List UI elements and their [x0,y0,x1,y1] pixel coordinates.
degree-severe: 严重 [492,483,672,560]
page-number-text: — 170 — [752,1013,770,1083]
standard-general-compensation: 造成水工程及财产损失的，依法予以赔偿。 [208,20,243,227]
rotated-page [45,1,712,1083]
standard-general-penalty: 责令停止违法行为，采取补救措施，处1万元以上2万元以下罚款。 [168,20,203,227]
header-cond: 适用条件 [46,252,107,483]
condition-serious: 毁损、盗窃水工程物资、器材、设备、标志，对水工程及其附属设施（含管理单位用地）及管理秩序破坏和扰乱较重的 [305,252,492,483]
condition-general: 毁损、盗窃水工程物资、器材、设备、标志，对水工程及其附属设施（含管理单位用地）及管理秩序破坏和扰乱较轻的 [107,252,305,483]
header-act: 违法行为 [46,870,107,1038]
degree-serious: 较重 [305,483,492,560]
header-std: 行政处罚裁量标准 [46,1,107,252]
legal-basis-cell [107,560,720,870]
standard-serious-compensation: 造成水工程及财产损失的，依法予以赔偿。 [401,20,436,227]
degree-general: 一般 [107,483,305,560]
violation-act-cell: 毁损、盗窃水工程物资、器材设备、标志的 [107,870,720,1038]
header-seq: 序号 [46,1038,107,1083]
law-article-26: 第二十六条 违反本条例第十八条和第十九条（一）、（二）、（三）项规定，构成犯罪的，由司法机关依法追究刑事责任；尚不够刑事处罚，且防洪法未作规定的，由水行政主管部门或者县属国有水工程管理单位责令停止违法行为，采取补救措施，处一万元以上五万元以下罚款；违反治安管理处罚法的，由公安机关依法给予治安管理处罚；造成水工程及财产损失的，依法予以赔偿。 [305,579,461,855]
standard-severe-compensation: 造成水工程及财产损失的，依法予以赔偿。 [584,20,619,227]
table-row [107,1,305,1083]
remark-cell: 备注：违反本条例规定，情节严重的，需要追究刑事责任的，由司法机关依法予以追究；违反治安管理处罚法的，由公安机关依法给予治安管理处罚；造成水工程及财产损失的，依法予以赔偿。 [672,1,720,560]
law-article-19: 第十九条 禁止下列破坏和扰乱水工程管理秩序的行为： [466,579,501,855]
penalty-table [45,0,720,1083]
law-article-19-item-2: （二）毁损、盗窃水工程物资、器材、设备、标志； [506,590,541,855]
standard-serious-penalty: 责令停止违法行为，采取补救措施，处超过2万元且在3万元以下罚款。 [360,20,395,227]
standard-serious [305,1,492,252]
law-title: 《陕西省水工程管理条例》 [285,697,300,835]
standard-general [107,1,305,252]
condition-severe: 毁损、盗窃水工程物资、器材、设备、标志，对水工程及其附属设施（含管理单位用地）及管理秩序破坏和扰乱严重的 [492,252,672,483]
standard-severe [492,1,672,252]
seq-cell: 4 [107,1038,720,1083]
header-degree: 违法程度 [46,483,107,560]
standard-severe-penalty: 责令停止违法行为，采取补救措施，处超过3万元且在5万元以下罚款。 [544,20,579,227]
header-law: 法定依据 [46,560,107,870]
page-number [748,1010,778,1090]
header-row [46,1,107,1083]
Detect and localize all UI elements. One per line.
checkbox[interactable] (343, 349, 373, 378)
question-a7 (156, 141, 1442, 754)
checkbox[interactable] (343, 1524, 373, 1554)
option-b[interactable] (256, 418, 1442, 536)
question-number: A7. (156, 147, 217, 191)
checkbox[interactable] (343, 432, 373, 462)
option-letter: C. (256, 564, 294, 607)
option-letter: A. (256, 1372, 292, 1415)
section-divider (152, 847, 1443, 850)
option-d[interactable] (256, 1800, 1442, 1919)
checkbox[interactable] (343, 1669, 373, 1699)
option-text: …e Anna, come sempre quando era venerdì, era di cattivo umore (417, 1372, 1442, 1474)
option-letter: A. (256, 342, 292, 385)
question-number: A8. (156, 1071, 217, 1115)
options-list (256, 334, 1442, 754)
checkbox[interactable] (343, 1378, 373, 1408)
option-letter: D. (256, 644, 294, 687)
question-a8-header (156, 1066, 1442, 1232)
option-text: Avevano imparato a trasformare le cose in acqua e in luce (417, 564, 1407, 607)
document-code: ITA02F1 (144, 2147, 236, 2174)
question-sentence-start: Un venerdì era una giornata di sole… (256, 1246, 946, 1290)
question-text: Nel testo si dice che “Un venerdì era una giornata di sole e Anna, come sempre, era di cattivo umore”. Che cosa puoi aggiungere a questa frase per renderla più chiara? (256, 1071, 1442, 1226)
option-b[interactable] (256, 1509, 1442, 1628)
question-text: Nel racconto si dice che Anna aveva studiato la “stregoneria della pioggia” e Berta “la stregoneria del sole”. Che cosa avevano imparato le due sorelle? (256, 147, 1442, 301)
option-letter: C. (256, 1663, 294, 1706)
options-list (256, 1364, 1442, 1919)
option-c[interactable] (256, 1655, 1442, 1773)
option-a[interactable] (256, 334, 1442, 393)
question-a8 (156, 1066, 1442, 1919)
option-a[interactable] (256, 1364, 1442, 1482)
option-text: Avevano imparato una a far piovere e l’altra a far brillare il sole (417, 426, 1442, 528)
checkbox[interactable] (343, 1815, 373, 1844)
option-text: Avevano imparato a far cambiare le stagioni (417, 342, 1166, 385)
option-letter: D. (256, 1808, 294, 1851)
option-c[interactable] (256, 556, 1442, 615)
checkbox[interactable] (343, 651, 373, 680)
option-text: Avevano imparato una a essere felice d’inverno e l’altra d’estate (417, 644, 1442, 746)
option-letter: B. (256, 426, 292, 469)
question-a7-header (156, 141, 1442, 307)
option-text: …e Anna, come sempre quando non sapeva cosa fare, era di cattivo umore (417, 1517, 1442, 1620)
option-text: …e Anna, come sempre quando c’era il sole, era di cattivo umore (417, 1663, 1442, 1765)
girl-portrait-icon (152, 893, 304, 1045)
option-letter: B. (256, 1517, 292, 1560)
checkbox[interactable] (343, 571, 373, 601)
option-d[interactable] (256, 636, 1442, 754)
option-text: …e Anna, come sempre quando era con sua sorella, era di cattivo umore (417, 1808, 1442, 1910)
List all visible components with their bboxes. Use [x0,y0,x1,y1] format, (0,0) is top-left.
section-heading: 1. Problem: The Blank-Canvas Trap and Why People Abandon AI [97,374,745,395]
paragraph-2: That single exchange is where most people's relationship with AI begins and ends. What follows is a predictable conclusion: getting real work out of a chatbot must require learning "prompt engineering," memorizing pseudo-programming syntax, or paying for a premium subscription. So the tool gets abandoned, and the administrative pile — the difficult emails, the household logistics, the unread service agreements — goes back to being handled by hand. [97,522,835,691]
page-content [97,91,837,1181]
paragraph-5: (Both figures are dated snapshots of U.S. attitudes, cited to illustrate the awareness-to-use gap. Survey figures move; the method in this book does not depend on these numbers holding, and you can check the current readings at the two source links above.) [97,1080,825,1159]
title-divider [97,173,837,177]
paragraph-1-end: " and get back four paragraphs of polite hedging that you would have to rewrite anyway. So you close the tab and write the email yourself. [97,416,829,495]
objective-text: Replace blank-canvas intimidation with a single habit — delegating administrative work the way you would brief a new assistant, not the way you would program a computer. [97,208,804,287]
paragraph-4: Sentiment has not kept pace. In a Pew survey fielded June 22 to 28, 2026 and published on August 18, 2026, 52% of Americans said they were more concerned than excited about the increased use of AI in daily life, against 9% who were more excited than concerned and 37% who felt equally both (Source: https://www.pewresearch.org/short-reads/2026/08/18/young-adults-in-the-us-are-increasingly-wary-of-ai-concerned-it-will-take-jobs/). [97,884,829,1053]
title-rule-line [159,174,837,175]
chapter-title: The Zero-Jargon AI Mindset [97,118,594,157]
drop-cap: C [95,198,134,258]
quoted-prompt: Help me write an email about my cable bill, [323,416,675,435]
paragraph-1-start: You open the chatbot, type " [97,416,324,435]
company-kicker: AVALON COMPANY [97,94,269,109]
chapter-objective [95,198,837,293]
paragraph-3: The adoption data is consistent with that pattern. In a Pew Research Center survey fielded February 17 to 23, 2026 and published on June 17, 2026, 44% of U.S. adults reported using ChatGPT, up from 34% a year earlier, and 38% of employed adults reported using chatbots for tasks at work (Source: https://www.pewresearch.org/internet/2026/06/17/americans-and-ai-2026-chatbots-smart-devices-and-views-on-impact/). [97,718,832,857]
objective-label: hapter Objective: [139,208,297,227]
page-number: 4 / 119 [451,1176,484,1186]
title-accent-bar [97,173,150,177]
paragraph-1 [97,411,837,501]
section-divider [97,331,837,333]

---------------

Task statement
Copy out everything from the first line of the entries down to the line containing "header-seq: 序号 [46,1038,107,1083]", including both of those lines.

Solution to the exercise
List UI elements and their [x0,y0,x1,y1] pixel coordinates.
degree-severe: 严重 [492,483,672,560]
page-number-text: — 170 — [752,1013,770,1083]
standard-general-compensation: 造成水工程及财产损失的，依法予以赔偿。 [208,20,243,227]
rotated-page [45,1,712,1083]
standard-general-penalty: 责令停止违法行为，采取补救措施，处1万元以上2万元以下罚款。 [168,20,203,227]
header-cond: 适用条件 [46,252,107,483]
condition-serious: 毁损、盗窃水工程物资、器材、设备、标志，对水工程及其附属设施（含管理单位用地）及管理秩序破坏和扰乱较重的 [305,252,492,483]
condition-general: 毁损、盗窃水工程物资、器材、设备、标志，对水工程及其附属设施（含管理单位用地）及管理秩序破坏和扰乱较轻的 [107,252,305,483]
header-act: 违法行为 [46,870,107,1038]
degree-serious: 较重 [305,483,492,560]
header-std: 行政处罚裁量标准 [46,1,107,252]
legal-basis-cell [107,560,720,870]
standard-serious-compensation: 造成水工程及财产损失的，依法予以赔偿。 [401,20,436,227]
degree-general: 一般 [107,483,305,560]
violation-act-cell: 毁损、盗窃水工程物资、器材设备、标志的 [107,870,720,1038]
header-seq: 序号 [46,1038,107,1083]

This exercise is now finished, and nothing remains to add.